GIVEN PROBLEM:
Find the lines that include the string "document" and report how many there are. Give no other text.

[Start INPUT MATERIAL]

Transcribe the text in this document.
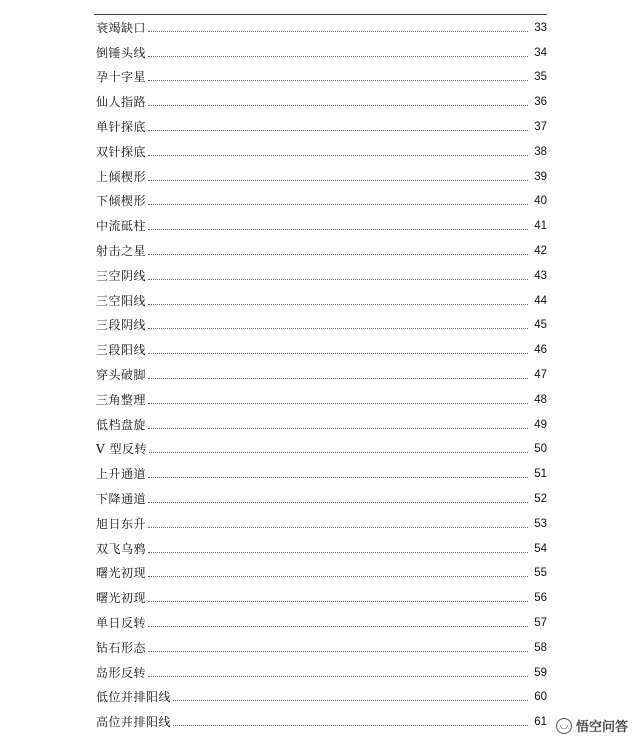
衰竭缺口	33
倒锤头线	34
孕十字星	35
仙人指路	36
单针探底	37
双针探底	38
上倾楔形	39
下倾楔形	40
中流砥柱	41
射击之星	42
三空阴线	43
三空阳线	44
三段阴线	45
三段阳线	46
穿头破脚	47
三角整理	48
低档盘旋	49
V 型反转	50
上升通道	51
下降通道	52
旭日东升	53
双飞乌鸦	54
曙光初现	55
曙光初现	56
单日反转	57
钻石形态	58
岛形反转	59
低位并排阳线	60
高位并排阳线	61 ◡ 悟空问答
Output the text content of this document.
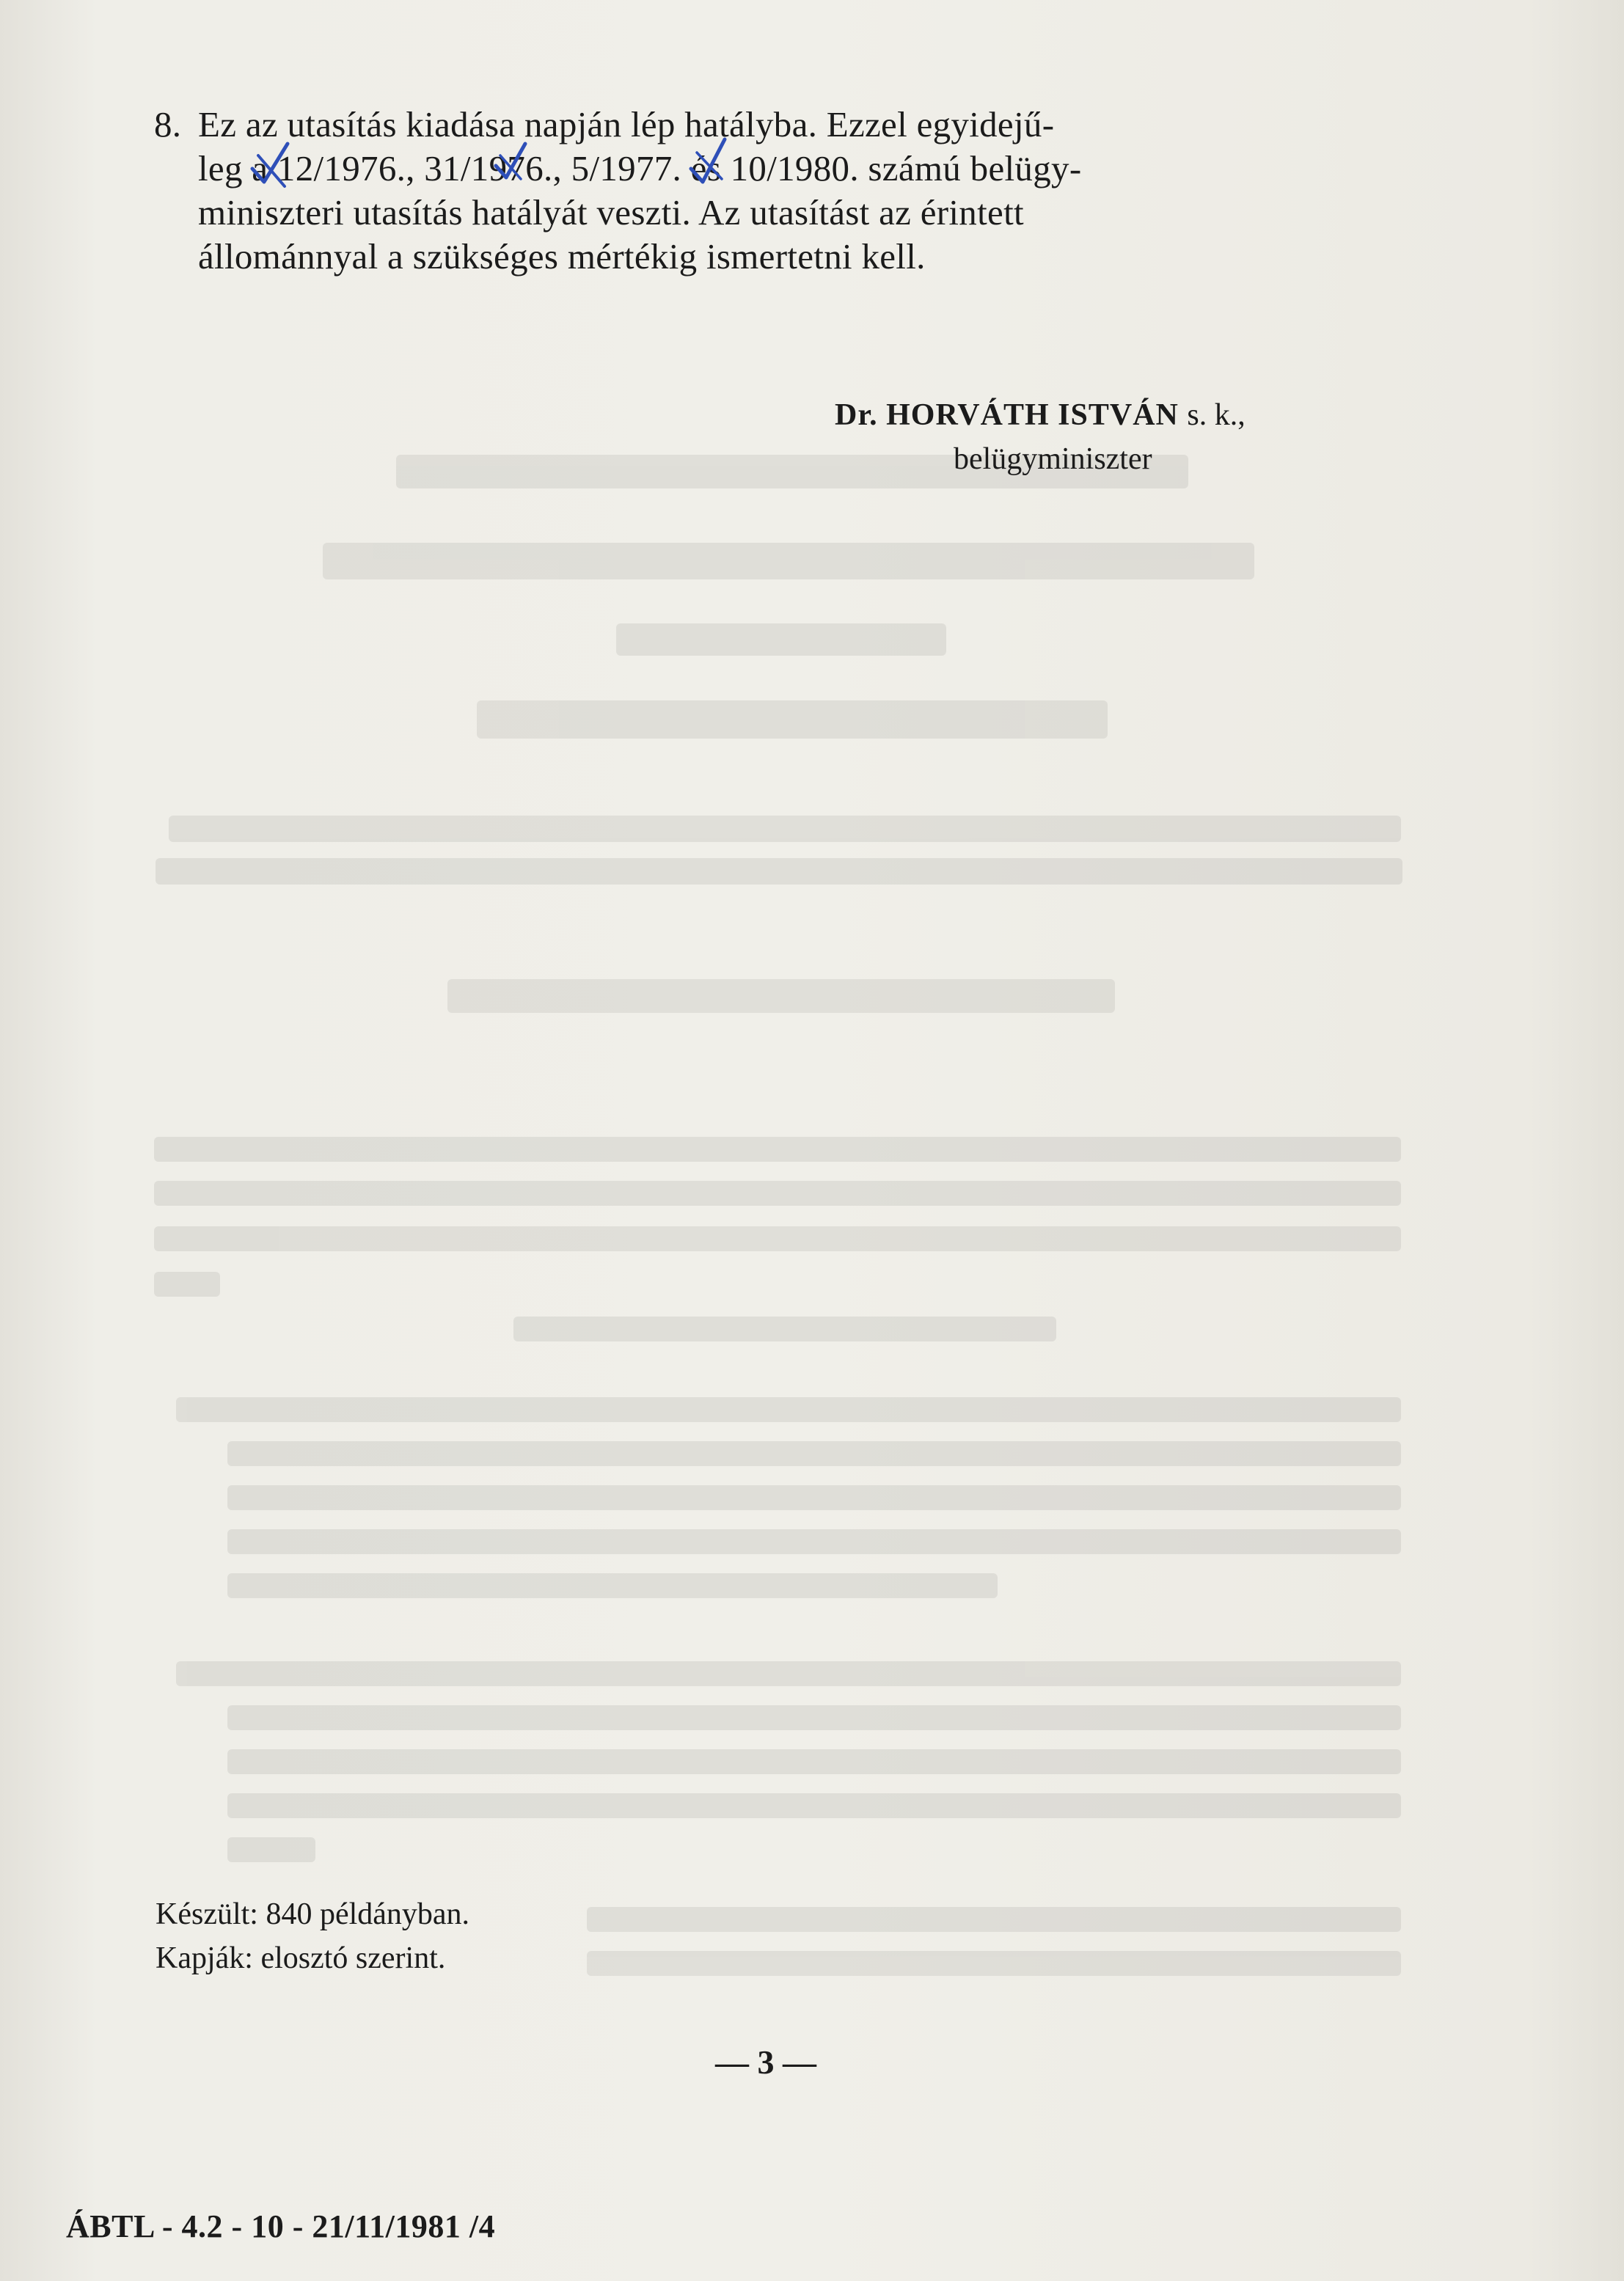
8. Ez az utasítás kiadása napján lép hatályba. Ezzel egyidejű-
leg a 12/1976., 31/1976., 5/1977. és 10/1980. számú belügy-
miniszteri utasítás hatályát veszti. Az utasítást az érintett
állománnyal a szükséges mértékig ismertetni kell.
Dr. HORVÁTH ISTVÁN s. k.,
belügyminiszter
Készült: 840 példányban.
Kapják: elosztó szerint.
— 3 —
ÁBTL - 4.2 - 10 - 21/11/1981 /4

[End INPUT MATERIAL]
[Start INPUT MATERIAL]

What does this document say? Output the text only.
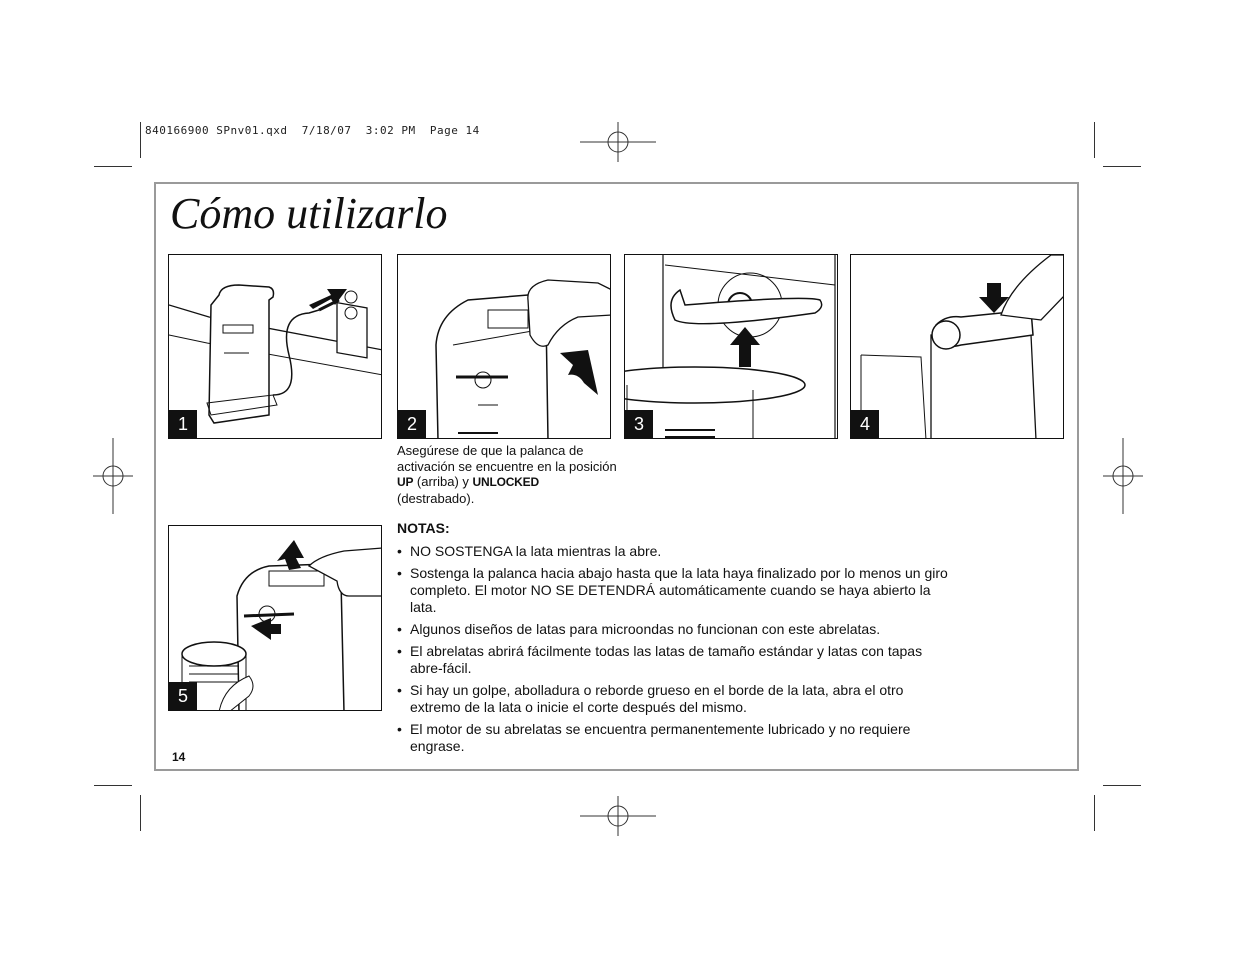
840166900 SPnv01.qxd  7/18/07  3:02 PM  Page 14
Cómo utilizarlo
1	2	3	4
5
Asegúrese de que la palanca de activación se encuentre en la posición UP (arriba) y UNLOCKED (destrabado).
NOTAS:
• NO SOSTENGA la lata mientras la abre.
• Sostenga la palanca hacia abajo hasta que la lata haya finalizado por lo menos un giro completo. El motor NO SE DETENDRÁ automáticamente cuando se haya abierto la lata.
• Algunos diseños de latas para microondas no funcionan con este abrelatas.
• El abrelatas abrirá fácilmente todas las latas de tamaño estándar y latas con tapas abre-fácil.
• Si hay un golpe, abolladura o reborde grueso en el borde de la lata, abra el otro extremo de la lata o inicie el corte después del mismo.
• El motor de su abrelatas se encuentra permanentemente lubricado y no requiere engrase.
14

[End INPUT MATERIAL]

PROBLEM SOLUTION:
3